▸ **Exercise directions**
Return each line of the data below exactly, omitting any pictures.
-- START --
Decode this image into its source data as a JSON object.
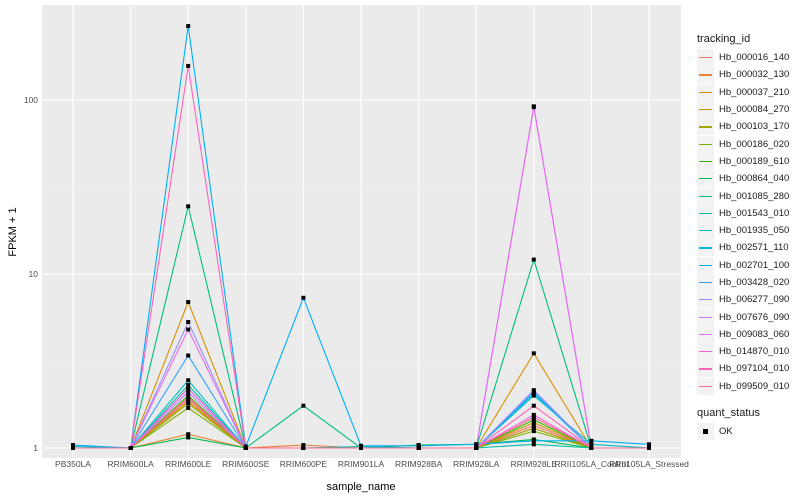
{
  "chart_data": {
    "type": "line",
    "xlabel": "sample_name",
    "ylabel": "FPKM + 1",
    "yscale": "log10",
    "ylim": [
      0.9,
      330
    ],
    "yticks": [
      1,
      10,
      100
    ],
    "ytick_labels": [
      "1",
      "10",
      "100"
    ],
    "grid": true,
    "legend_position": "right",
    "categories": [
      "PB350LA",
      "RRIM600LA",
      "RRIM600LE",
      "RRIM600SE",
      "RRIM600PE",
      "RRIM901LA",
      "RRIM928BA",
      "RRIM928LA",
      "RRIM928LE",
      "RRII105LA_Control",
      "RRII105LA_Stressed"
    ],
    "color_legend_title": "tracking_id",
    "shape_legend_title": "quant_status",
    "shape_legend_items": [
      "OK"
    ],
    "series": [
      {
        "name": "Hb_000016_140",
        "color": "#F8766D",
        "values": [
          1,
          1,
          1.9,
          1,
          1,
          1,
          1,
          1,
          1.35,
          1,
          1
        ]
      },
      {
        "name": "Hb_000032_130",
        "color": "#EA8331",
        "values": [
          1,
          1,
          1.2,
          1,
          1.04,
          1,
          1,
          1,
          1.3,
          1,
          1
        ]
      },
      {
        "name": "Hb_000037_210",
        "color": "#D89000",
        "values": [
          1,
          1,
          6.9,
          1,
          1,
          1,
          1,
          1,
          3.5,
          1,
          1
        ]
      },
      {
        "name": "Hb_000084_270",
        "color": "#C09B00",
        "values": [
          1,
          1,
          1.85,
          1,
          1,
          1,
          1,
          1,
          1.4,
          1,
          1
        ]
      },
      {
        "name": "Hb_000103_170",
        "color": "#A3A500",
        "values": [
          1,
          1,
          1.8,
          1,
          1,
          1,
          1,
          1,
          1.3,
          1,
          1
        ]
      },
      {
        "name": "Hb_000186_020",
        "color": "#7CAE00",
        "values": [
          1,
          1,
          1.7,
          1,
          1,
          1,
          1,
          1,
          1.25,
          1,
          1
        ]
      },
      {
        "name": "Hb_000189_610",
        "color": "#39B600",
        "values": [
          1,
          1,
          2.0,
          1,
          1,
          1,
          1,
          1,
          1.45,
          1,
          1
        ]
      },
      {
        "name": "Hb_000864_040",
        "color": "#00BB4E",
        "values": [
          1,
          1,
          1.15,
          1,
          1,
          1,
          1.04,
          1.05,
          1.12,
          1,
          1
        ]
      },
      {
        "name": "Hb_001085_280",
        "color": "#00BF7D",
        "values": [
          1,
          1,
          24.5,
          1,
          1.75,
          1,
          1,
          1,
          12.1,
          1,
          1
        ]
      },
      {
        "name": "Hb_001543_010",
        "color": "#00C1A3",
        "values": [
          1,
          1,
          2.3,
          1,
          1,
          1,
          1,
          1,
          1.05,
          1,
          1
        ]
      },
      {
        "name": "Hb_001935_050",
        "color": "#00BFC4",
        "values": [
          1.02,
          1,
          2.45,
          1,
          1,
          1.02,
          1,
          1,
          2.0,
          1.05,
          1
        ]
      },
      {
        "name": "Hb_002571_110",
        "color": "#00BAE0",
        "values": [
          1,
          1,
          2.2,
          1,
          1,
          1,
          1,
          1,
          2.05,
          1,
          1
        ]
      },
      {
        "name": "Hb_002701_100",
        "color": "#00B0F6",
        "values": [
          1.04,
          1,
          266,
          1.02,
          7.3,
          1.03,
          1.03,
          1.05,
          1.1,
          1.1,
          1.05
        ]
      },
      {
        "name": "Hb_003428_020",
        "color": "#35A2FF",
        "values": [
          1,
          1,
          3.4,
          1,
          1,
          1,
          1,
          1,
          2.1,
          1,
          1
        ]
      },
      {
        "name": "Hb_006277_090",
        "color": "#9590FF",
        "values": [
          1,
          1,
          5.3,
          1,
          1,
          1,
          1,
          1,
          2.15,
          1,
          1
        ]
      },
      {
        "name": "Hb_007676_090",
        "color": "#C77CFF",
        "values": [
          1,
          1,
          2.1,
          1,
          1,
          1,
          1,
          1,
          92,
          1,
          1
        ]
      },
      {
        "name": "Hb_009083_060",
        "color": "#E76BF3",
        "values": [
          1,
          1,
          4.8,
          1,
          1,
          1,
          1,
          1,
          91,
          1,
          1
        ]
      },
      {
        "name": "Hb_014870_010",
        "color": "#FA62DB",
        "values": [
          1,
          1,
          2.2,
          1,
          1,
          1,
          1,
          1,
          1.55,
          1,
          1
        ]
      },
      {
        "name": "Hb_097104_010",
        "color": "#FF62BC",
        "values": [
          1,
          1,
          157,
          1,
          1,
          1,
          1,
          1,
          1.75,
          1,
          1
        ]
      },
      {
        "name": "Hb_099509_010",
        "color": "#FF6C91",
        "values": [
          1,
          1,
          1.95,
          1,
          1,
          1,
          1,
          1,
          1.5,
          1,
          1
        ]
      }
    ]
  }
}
-- END --
▸ **Reply to the exercise**
Decode this image into its source data as a JSON object.
{
  "chart_data": {
    "type": "line",
    "xlabel": "sample_name",
    "ylabel": "FPKM + 1",
    "yscale": "log10",
    "ylim": [
      0.9,
      330
    ],
    "yticks": [
      1,
      10,
      100
    ],
    "ytick_labels": [
      "1",
      "10",
      "100"
    ],
    "grid": true,
    "legend_position": "right",
    "categories": [
      "PB350LA",
      "RRIM600LA",
      "RRIM600LE",
      "RRIM600SE",
      "RRIM600PE",
      "RRIM901LA",
      "RRIM928BA",
      "RRIM928LA",
      "RRIM928LE",
      "RRII105LA_Control",
      "RRII105LA_Stressed"
    ],
    "color_legend_title": "tracking_id",
    "shape_legend_title": "quant_status",
    "shape_legend_items": [
      "OK"
    ],
    "series": [
      {
        "name": "Hb_000016_140",
        "color": "#F8766D",
        "values": [
          1,
          1,
          1.9,
          1,
          1,
          1,
          1,
          1,
          1.35,
          1,
          1
        ]
      },
      {
        "name": "Hb_000032_130",
        "color": "#EA8331",
        "values": [
          1,
          1,
          1.2,
          1,
          1.04,
          1,
          1,
          1,
          1.3,
          1,
          1
        ]
      },
      {
        "name": "Hb_000037_210",
        "color": "#D89000",
        "values": [
          1,
          1,
          6.9,
          1,
          1,
          1,
          1,
          1,
          3.5,
          1,
          1
        ]
      },
      {
        "name": "Hb_000084_270",
        "color": "#C09B00",
        "values": [
          1,
          1,
          1.85,
          1,
          1,
          1,
          1,
          1,
          1.4,
          1,
          1
        ]
      },
      {
        "name": "Hb_000103_170",
        "color": "#A3A500",
        "values": [
          1,
          1,
          1.8,
          1,
          1,
          1,
          1,
          1,
          1.3,
          1,
          1
        ]
      },
      {
        "name": "Hb_000186_020",
        "color": "#7CAE00",
        "values": [
          1,
          1,
          1.7,
          1,
          1,
          1,
          1,
          1,
          1.25,
          1,
          1
        ]
      },
      {
        "name": "Hb_000189_610",
        "color": "#39B600",
        "values": [
          1,
          1,
          2.0,
          1,
          1,
          1,
          1,
          1,
          1.45,
          1,
          1
        ]
      },
      {
        "name": "Hb_000864_040",
        "color": "#00BB4E",
        "values": [
          1,
          1,
          1.15,
          1,
          1,
          1,
          1.04,
          1.05,
          1.12,
          1,
          1
        ]
      },
      {
        "name": "Hb_001085_280",
        "color": "#00BF7D",
        "values": [
          1,
          1,
          24.5,
          1,
          1.75,
          1,
          1,
          1,
          12.1,
          1,
          1
        ]
      },
      {
        "name": "Hb_001543_010",
        "color": "#00C1A3",
        "values": [
          1,
          1,
          2.3,
          1,
          1,
          1,
          1,
          1,
          1.05,
          1,
          1
        ]
      },
      {
        "name": "Hb_001935_050",
        "color": "#00BFC4",
        "values": [
          1.02,
          1,
          2.45,
          1,
          1,
          1.02,
          1,
          1,
          2.0,
          1.05,
          1
        ]
      },
      {
        "name": "Hb_002571_110",
        "color": "#00BAE0",
        "values": [
          1,
          1,
          2.2,
          1,
          1,
          1,
          1,
          1,
          2.05,
          1,
          1
        ]
      },
      {
        "name": "Hb_002701_100",
        "color": "#00B0F6",
        "values": [
          1.04,
          1,
          266,
          1.02,
          7.3,
          1.03,
          1.03,
          1.05,
          1.1,
          1.1,
          1.05
        ]
      },
      {
        "name": "Hb_003428_020",
        "color": "#35A2FF",
        "values": [
          1,
          1,
          3.4,
          1,
          1,
          1,
          1,
          1,
          2.1,
          1,
          1
        ]
      },
      {
        "name": "Hb_006277_090",
        "color": "#9590FF",
        "values": [
          1,
          1,
          5.3,
          1,
          1,
          1,
          1,
          1,
          2.15,
          1,
          1
        ]
      },
      {
        "name": "Hb_007676_090",
        "color": "#C77CFF",
        "values": [
          1,
          1,
          2.1,
          1,
          1,
          1,
          1,
          1,
          92,
          1,
          1
        ]
      },
      {
        "name": "Hb_009083_060",
        "color": "#E76BF3",
        "values": [
          1,
          1,
          4.8,
          1,
          1,
          1,
          1,
          1,
          91,
          1,
          1
        ]
      },
      {
        "name": "Hb_014870_010",
        "color": "#FA62DB",
        "values": [
          1,
          1,
          2.2,
          1,
          1,
          1,
          1,
          1,
          1.55,
          1,
          1
        ]
      },
      {
        "name": "Hb_097104_010",
        "color": "#FF62BC",
        "values": [
          1,
          1,
          157,
          1,
          1,
          1,
          1,
          1,
          1.75,
          1,
          1
        ]
      },
      {
        "name": "Hb_099509_010",
        "color": "#FF6C91",
        "values": [
          1,
          1,
          1.95,
          1,
          1,
          1,
          1,
          1,
          1.5,
          1,
          1
        ]
      }
    ]
  }
}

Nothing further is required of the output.